Collection entries
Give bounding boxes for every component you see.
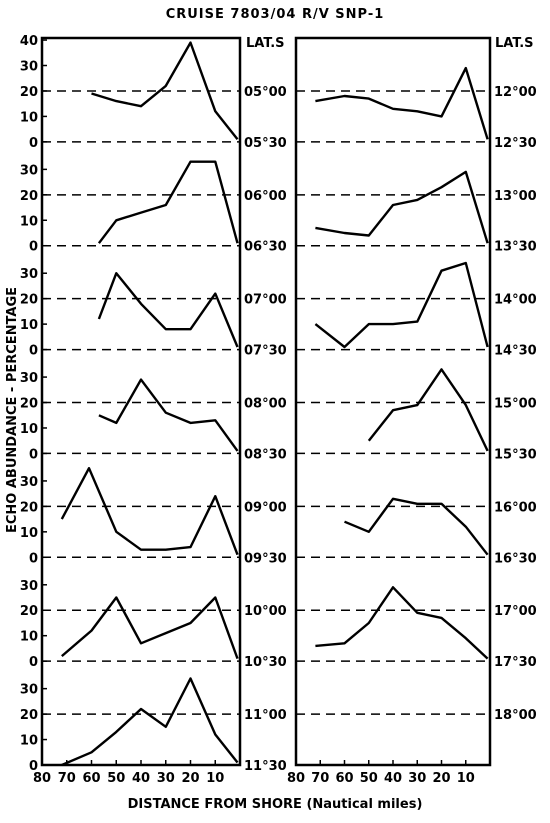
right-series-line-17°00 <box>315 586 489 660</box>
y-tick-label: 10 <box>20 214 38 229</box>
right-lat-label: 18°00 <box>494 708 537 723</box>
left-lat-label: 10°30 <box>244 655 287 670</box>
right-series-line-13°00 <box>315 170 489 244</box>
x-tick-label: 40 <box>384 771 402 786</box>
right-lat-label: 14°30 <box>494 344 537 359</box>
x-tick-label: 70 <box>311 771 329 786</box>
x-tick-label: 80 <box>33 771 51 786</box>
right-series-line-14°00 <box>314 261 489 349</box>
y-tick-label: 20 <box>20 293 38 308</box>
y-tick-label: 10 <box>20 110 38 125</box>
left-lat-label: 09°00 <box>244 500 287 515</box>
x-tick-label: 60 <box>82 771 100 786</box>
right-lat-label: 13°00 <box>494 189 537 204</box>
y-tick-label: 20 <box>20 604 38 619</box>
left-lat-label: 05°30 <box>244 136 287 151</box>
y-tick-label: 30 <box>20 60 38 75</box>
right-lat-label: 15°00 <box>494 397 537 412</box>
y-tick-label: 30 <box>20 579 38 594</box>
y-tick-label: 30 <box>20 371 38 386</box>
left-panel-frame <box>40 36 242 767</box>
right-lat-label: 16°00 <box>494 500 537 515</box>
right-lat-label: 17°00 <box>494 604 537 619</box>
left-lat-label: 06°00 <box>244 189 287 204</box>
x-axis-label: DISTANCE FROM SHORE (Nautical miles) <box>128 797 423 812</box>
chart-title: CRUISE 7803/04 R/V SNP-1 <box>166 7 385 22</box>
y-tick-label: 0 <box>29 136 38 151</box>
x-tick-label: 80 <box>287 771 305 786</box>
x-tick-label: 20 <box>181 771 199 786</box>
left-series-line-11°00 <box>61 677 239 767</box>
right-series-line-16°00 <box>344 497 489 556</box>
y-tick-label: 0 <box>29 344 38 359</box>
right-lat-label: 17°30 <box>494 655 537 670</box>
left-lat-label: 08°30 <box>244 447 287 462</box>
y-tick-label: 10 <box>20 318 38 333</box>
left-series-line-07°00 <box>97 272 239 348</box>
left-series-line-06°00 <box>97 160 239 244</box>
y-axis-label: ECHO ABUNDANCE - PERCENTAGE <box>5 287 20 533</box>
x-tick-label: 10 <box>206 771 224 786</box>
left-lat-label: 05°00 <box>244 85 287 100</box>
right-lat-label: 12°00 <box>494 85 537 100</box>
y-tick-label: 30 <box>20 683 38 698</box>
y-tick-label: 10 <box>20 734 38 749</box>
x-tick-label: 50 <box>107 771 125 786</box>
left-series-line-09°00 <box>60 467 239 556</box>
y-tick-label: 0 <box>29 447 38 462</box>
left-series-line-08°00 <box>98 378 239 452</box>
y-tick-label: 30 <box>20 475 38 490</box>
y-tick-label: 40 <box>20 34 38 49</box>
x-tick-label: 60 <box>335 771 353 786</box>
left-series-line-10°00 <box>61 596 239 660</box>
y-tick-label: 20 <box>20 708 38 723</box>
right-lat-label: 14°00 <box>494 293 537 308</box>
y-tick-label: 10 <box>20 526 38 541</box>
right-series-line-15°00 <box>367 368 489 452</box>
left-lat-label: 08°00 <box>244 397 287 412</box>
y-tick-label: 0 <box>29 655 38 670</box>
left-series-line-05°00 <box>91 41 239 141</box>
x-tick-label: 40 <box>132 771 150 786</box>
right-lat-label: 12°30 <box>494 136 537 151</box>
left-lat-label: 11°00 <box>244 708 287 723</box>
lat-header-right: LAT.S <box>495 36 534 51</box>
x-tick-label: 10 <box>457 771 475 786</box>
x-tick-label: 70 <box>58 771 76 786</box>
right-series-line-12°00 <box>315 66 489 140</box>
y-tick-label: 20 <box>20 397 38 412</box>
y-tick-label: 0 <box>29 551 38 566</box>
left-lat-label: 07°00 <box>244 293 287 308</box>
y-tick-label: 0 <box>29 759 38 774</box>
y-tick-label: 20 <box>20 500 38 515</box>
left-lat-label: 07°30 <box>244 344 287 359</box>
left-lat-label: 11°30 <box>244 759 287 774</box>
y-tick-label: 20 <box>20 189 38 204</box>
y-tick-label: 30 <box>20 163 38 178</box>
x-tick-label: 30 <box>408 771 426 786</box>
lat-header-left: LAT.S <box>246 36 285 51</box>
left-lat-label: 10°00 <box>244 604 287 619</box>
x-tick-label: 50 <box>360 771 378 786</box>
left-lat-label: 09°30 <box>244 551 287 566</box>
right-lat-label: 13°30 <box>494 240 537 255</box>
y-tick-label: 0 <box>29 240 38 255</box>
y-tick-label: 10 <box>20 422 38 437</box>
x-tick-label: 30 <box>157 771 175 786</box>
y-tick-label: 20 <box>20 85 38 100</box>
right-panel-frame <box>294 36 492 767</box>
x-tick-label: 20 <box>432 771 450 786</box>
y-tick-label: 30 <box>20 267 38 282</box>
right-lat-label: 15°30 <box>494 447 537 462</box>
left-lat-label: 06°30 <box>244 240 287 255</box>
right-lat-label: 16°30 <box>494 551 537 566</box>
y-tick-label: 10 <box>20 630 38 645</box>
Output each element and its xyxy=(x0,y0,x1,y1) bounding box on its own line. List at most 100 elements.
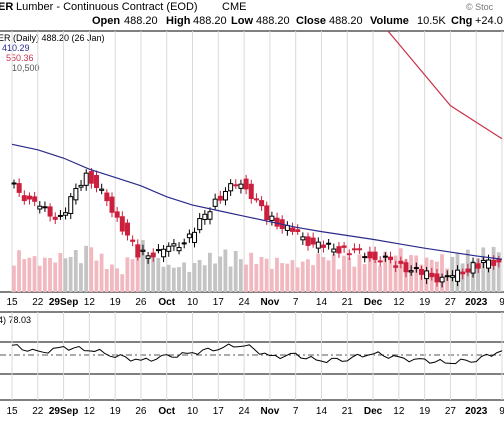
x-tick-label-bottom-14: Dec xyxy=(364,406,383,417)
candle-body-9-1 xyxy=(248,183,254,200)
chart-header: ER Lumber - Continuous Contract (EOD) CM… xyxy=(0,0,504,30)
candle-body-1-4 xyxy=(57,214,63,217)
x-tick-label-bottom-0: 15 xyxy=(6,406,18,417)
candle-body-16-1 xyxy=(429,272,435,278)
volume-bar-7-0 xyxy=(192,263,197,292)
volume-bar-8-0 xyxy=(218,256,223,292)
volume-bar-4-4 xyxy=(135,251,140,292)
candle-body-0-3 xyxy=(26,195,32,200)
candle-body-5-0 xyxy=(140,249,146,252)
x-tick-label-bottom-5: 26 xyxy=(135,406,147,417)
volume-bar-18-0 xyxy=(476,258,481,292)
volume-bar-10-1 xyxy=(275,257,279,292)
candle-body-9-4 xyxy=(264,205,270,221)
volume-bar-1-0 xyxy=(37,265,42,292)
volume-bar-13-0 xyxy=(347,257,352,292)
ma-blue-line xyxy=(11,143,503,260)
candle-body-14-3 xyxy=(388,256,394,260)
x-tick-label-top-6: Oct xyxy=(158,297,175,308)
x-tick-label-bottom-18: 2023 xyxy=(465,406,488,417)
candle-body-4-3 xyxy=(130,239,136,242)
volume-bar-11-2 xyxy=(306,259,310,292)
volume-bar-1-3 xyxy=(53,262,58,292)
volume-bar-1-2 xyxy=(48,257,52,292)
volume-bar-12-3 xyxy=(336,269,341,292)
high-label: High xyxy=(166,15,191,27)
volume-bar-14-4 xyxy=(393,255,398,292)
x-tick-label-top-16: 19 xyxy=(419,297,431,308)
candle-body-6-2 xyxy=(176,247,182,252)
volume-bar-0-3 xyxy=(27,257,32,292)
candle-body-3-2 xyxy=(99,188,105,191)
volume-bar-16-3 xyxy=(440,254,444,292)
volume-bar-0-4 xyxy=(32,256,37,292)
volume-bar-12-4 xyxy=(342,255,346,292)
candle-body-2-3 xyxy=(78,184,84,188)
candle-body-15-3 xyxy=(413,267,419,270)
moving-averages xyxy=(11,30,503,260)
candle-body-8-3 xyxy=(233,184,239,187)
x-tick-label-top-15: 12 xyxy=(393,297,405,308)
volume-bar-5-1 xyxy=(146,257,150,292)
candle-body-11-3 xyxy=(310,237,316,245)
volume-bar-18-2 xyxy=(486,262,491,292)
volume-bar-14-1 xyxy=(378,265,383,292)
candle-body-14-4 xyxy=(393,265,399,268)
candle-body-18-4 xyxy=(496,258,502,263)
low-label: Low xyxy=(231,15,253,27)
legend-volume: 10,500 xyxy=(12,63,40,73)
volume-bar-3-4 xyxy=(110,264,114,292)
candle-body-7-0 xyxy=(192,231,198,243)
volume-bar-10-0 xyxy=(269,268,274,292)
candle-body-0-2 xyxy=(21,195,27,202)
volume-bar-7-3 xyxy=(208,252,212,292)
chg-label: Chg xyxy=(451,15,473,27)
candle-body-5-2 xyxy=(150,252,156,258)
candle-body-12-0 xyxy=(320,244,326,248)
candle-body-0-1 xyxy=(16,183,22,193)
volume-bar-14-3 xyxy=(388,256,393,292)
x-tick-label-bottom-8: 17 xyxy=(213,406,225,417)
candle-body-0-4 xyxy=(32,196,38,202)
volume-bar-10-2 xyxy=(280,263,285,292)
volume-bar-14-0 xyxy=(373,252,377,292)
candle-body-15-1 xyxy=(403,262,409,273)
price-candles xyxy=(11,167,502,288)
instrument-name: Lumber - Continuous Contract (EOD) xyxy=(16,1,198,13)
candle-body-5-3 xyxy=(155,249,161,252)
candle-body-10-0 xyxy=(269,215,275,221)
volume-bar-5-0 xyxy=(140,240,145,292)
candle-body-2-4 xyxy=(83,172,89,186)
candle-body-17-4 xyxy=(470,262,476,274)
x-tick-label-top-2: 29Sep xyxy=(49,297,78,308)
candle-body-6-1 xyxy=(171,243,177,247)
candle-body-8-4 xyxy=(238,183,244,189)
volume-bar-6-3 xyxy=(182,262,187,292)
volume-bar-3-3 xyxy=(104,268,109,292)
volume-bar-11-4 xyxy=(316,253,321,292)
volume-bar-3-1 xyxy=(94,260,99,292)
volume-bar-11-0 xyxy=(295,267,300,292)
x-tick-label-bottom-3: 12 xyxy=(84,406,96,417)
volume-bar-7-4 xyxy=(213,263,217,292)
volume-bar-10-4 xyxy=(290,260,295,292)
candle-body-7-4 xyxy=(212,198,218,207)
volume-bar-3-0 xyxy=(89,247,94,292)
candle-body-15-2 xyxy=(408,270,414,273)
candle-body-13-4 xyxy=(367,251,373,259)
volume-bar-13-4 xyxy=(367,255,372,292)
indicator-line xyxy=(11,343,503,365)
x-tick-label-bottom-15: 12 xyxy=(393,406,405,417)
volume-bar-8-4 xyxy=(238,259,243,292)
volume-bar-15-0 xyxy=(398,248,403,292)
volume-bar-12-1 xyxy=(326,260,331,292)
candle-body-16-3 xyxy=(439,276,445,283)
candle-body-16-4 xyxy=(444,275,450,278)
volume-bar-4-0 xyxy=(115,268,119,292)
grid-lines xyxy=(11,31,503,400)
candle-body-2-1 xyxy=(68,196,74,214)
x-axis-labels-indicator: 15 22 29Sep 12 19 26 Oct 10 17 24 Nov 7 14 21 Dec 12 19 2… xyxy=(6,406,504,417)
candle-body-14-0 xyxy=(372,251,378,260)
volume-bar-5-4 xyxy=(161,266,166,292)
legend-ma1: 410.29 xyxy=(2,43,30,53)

■ EXERCISE GOAL:
Please echo the data from the line with "x-tick-label-bottom-14: Dec xyxy=(364,406,383,417)" to the line with "candle-body-12-0 xyxy=(320,244,326,248)", both included, without any change.

■ COMPLETE RESPONSE:
x-tick-label-bottom-14: Dec xyxy=(364,406,383,417)
candle-body-9-1 xyxy=(248,183,254,200)
chart-header: ER Lumber - Continuous Contract (EOD) CM… xyxy=(0,0,504,30)
candle-body-1-4 xyxy=(57,214,63,217)
x-tick-label-bottom-0: 15 xyxy=(6,406,18,417)
candle-body-16-1 xyxy=(429,272,435,278)
volume-bar-7-0 xyxy=(192,263,197,292)
volume-bar-8-0 xyxy=(218,256,223,292)
volume-bar-4-4 xyxy=(135,251,140,292)
candle-body-0-3 xyxy=(26,195,32,200)
candle-body-5-0 xyxy=(140,249,146,252)
x-tick-label-bottom-5: 26 xyxy=(135,406,147,417)
volume-bar-18-0 xyxy=(476,258,481,292)
volume-bar-10-1 xyxy=(275,257,279,292)
candle-body-9-4 xyxy=(264,205,270,221)
volume-bar-1-0 xyxy=(37,265,42,292)
volume-bar-13-0 xyxy=(347,257,352,292)
ma-blue-line xyxy=(11,143,503,260)
candle-body-14-3 xyxy=(388,256,394,260)
x-tick-label-top-6: Oct xyxy=(158,297,175,308)
x-tick-label-bottom-18: 2023 xyxy=(465,406,488,417)
candle-body-4-3 xyxy=(130,239,136,242)
volume-bar-11-2 xyxy=(306,259,310,292)
volume-bar-1-3 xyxy=(53,262,58,292)
volume-bar-1-2 xyxy=(48,257,52,292)
volume-bar-12-3 xyxy=(336,269,341,292)
high-label: High xyxy=(166,15,191,27)
volume-bar-14-4 xyxy=(393,255,398,292)
x-tick-label-top-16: 19 xyxy=(419,297,431,308)
candle-body-6-2 xyxy=(176,247,182,252)
volume-bar-0-3 xyxy=(27,257,32,292)
candle-body-3-2 xyxy=(99,188,105,191)
volume-bar-16-3 xyxy=(440,254,444,292)
volume-bar-0-4 xyxy=(32,256,37,292)
volume-bar-12-4 xyxy=(342,255,346,292)
candle-body-2-3 xyxy=(78,184,84,188)
candle-body-15-3 xyxy=(413,267,419,270)
moving-averages xyxy=(11,30,503,260)
candle-body-8-3 xyxy=(233,184,239,187)
x-tick-label-top-15: 12 xyxy=(393,297,405,308)
volume-bar-5-1 xyxy=(146,257,150,292)
candle-body-11-3 xyxy=(310,237,316,245)
volume-bar-18-2 xyxy=(486,262,491,292)
volume-bar-14-1 xyxy=(378,265,383,292)
candle-body-14-4 xyxy=(393,265,399,268)
candle-body-18-4 xyxy=(496,258,502,263)
low-label: Low xyxy=(231,15,253,27)
legend-volume: 10,500 xyxy=(12,63,40,73)
volume-bar-3-4 xyxy=(110,264,114,292)
candle-body-7-0 xyxy=(192,231,198,243)
volume-bar-10-0 xyxy=(269,268,274,292)
candle-body-0-2 xyxy=(21,195,27,202)
volume-bar-7-3 xyxy=(208,252,212,292)
chg-label: Chg xyxy=(451,15,473,27)
candle-body-5-2 xyxy=(150,252,156,258)
candle-body-12-0 xyxy=(320,244,326,248)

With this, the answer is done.